EXERCISE DESCRIPTION: When a line of the entries below contains "estable", it counts once; state how many such lines there are and nothing else.
---------- RECORDS TO PROCESS
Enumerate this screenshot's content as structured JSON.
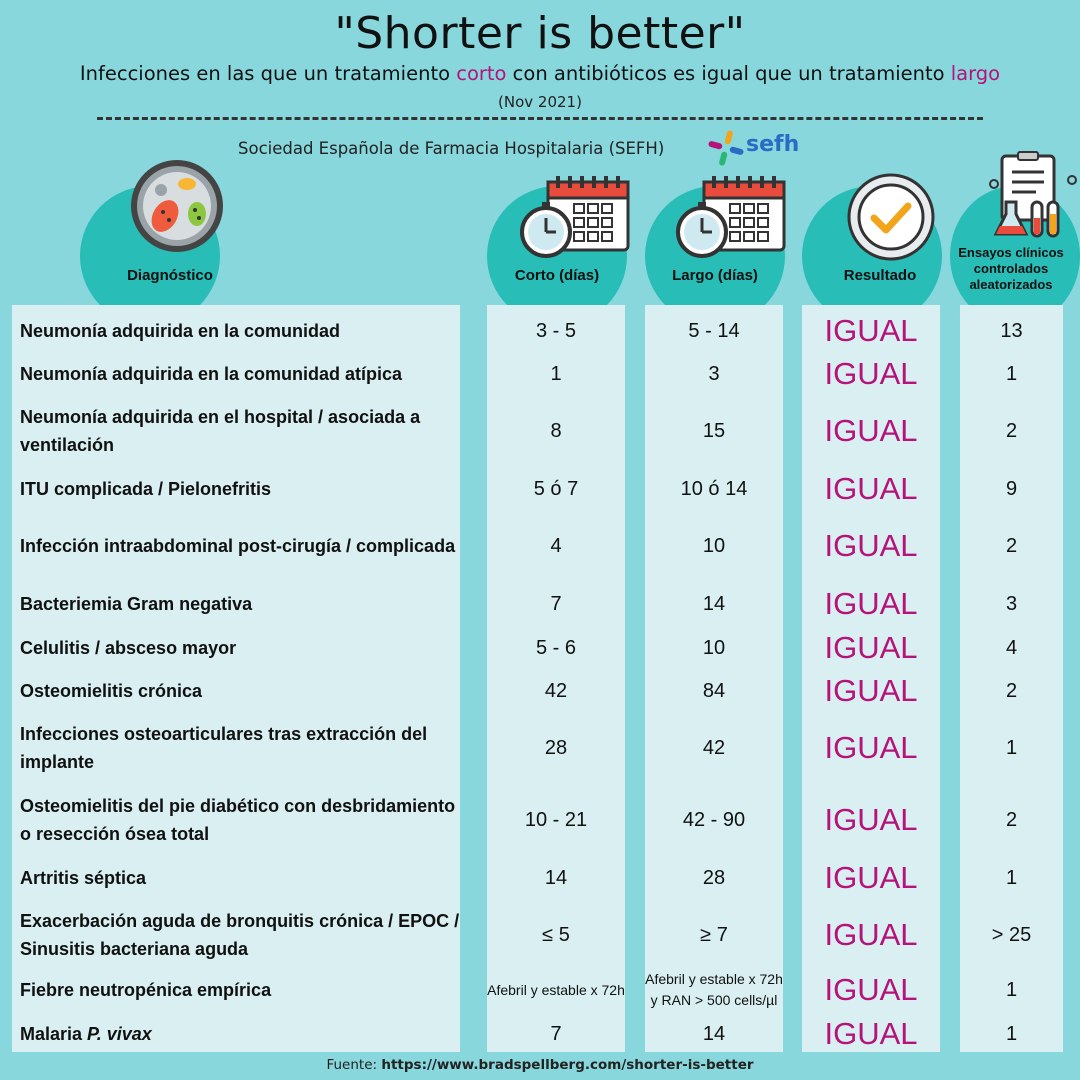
{
  "header": {
    "title": "\"Shorter is better\"",
    "subtitle_pre": "Infecciones en las que un tratamiento ",
    "subtitle_hl1": "corto",
    "subtitle_mid": " con antibióticos es igual que un tratamiento ",
    "subtitle_hl2": "largo",
    "date": "(Nov 2021)",
    "organization": "Sociedad Española de Farmacia Hospitalaria (SEFH)",
    "logo_text": "sefh"
  },
  "colors": {
    "background": "#87d7dc",
    "accent_circle": "#29bdb8",
    "highlight": "#b5127a",
    "panel": "#d9eff1"
  },
  "columns": {
    "diagnostico": "Diagnóstico",
    "corto": "Corto (días)",
    "largo": "Largo (días)",
    "resultado": "Resultado",
    "ensayos": "Ensayos clínicos controlados aleatorizados"
  },
  "icons": [
    "bacteria-petri-dish-icon",
    "stopwatch-calendar-icon",
    "stopwatch-calendar-icon",
    "check-badge-icon",
    "lab-clipboard-icon"
  ],
  "rows": [
    {
      "diag": "Neumonía adquirida en la comunidad",
      "corto": "3 - 5",
      "largo": "5 - 14",
      "resultado": "IGUAL",
      "ensayos": "13"
    },
    {
      "diag": "Neumonía adquirida en la comunidad atípica",
      "corto": "1",
      "largo": "3",
      "resultado": "IGUAL",
      "ensayos": "1"
    },
    {
      "diag": "Neumonía adquirida en el hospital / asociada a ventilación",
      "corto": "8",
      "largo": "15",
      "resultado": "IGUAL",
      "ensayos": "2"
    },
    {
      "diag": "ITU complicada / Pielonefritis",
      "corto": "5 ó 7",
      "largo": "10 ó 14",
      "resultado": "IGUAL",
      "ensayos": "9"
    },
    {
      "diag": "Infección intraabdominal post-cirugía / complicada",
      "corto": "4",
      "largo": "10",
      "resultado": "IGUAL",
      "ensayos": "2"
    },
    {
      "diag": "Bacteriemia Gram negativa",
      "corto": "7",
      "largo": "14",
      "resultado": "IGUAL",
      "ensayos": "3"
    },
    {
      "diag": "Celulitis / absceso mayor",
      "corto": "5 - 6",
      "largo": "10",
      "resultado": "IGUAL",
      "ensayos": "4"
    },
    {
      "diag": "Osteomielitis crónica",
      "corto": "42",
      "largo": "84",
      "resultado": "IGUAL",
      "ensayos": "2"
    },
    {
      "diag": "Infecciones osteoarticulares tras extracción del implante",
      "corto": "28",
      "largo": "42",
      "resultado": "IGUAL",
      "ensayos": "1"
    },
    {
      "diag": "Osteomielitis del pie diabético con desbridamiento o resección ósea total",
      "corto": "10 - 21",
      "largo": "42 - 90",
      "resultado": "IGUAL",
      "ensayos": "2"
    },
    {
      "diag": "Artritis séptica",
      "corto": "14",
      "largo": "28",
      "resultado": "IGUAL",
      "ensayos": "1"
    },
    {
      "diag": "Exacerbación aguda de bronquitis crónica / EPOC / Sinusitis bacteriana aguda",
      "corto": "≤ 5",
      "largo": "≥ 7",
      "resultado": "IGUAL",
      "ensayos": "> 25"
    },
    {
      "diag": "Fiebre neutropénica empírica",
      "corto": "Afebril y estable x 72h",
      "largo": "Afebril y estable x 72h y RAN > 500 cells/µl",
      "resultado": "IGUAL",
      "ensayos": "1"
    },
    {
      "diag_pre": "Malaria ",
      "diag_it": "P. vivax",
      "corto": "7",
      "largo": "14",
      "resultado": "IGUAL",
      "ensayos": "1"
    }
  ],
  "footer": {
    "label": "Fuente: ",
    "url": "https://www.bradspellberg.com/shorter-is-better"
  }
}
--------------------
WRITTEN REPLY: 2